**Consignes:**
**1.** D'après le texte sur l'Église et la foi, dans quel journal a paru l'article sur la baisse de la fréquentation à l'église ?
**2.** Recopiez tel quel le passage du texte sur l'Église et la foi qui commence par les mots "Eglise et foi" et s'arrête sur "la religiosité subjective.".

**Texte cité:**
▬▬▬▬▬▬

Eglise et foi (Père Alexandre Schmemann)
Dans
le New York
Times du dimanche il y a un article concernant la baisse de la
fréquentation à
l’église et le déclin de la foi, le rejet des dogmes, de toute
doctrine. Un
jeune catholique dit : « Je ne vois pas en quoi l’acceptation
d’un
quelconque dogme peut changer quoi que ce soit dans la vision de ma
vie ».
Ceci me fait penser au succès de la religiosité subjective.
La foi
diminue, la
religion en sort plus forte. J’ai bien peur que la foi a commencé à
décliner
fondamentalement il y a déjà longtemps. Les Églises se sont tenues
ensemble les
derniers siècles non par la foi, mais par la religion, pour autant que
la
religion réponde socialement à quelque chose dans la culture, dans la
société
etc. et aussi pour autant que la liberté et la sécularisation ne
pénétraient
pas l’épaisseur de la conscience et de la civilisation du monde. C’est
maintenant arrivé et la première victime est l’Église. Le
protestantisme fut la
dé-écclésialisation de l’Église sinon son commencement en tout cas.

▬▬▬▬▬▬

(Liste des régions et des étiquettes)
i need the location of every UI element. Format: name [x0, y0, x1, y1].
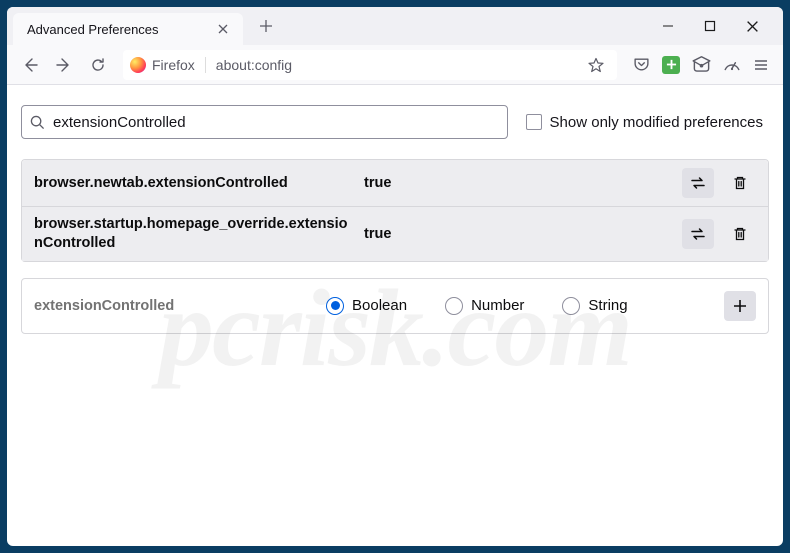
search-icon [30, 115, 45, 130]
url-bar[interactable]: Firefox [123, 50, 617, 80]
toggle-button[interactable] [682, 219, 714, 249]
mail-icon[interactable] [692, 55, 711, 74]
delete-button[interactable] [724, 219, 756, 249]
forward-button[interactable] [49, 50, 79, 80]
toggle-icon [689, 174, 707, 192]
radio-icon [445, 297, 463, 315]
search-box[interactable] [21, 105, 508, 139]
toggle-button[interactable] [682, 168, 714, 198]
reload-button[interactable] [83, 50, 113, 80]
checkbox-text: Show only modified preferences [550, 114, 763, 131]
minimize-button[interactable] [658, 16, 678, 36]
toolbar-actions [627, 55, 775, 74]
toggle-icon [689, 225, 707, 243]
trash-icon [732, 175, 748, 191]
bookmark-star-icon[interactable] [582, 57, 610, 73]
radio-number[interactable]: Number [445, 297, 524, 315]
tab-bar: Advanced Preferences [7, 7, 783, 45]
checkbox-icon [526, 114, 542, 130]
firefox-logo-icon [130, 57, 146, 73]
extension-icon[interactable] [662, 56, 680, 74]
nav-toolbar: Firefox [7, 45, 783, 85]
radio-label: Boolean [352, 297, 407, 314]
preference-row[interactable]: browser.newtab.extensionControlled true [22, 160, 768, 206]
page-content: Show only modified preferences browser.n… [7, 85, 783, 546]
radio-label: String [588, 297, 627, 314]
preferences-list: browser.newtab.extensionControlled true … [21, 159, 769, 262]
type-radio-group: Boolean Number String [326, 297, 714, 315]
modified-only-checkbox[interactable]: Show only modified preferences [526, 114, 769, 131]
plus-icon [732, 298, 748, 314]
trash-icon [732, 226, 748, 242]
pref-name: browser.newtab.extensionControlled [34, 174, 354, 193]
radio-string[interactable]: String [562, 297, 627, 315]
pref-name: browser.startup.homepage_override.extens… [34, 215, 354, 253]
speed-icon[interactable] [723, 56, 741, 74]
radio-icon [326, 297, 344, 315]
radio-label: Number [471, 297, 524, 314]
url-input[interactable] [216, 57, 582, 73]
add-preference-row: extensionControlled Boolean Number Strin… [21, 278, 769, 334]
browser-tab[interactable]: Advanced Preferences [13, 13, 243, 45]
window-controls [658, 16, 783, 37]
radio-boolean[interactable]: Boolean [326, 297, 407, 315]
menu-icon[interactable] [753, 57, 769, 73]
browser-window: Advanced Preferences [7, 7, 783, 546]
close-tab-icon[interactable] [213, 19, 233, 39]
maximize-button[interactable] [700, 16, 720, 36]
pocket-icon[interactable] [633, 56, 650, 73]
back-button[interactable] [15, 50, 45, 80]
radio-icon [562, 297, 580, 315]
identity-label: Firefox [152, 57, 195, 73]
tab-title: Advanced Preferences [27, 22, 213, 37]
preference-row[interactable]: browser.startup.homepage_override.extens… [22, 206, 768, 261]
add-button[interactable] [724, 291, 756, 321]
new-tab-button[interactable] [249, 11, 283, 41]
add-pref-name: extensionControlled [34, 298, 316, 314]
delete-button[interactable] [724, 168, 756, 198]
search-row: Show only modified preferences [15, 105, 775, 139]
pref-value: true [364, 226, 672, 242]
close-window-button[interactable] [742, 16, 763, 37]
search-input[interactable] [53, 114, 499, 131]
pref-value: true [364, 175, 672, 191]
identity-box[interactable]: Firefox [130, 57, 206, 73]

▬▬▬▬▬▬

**Corrigé:**
**1.** Dans le New York Times du dimanche.

**2.**
Eglise et foi (Père Alexandre Schmemann)
Dans
le New York
Times du dimanche il y a un article concernant la baisse de la
fréquentation à
l’église et le déclin de la foi, le rejet des dogmes, de toute
doctrine. Un
jeune catholique dit : « Je ne vois pas en quoi l’acceptation
d’un
quelconque dogme peut changer quoi que ce soit dans la vision de ma
vie ».
Ceci me fait penser au succès de la religiosité subjective.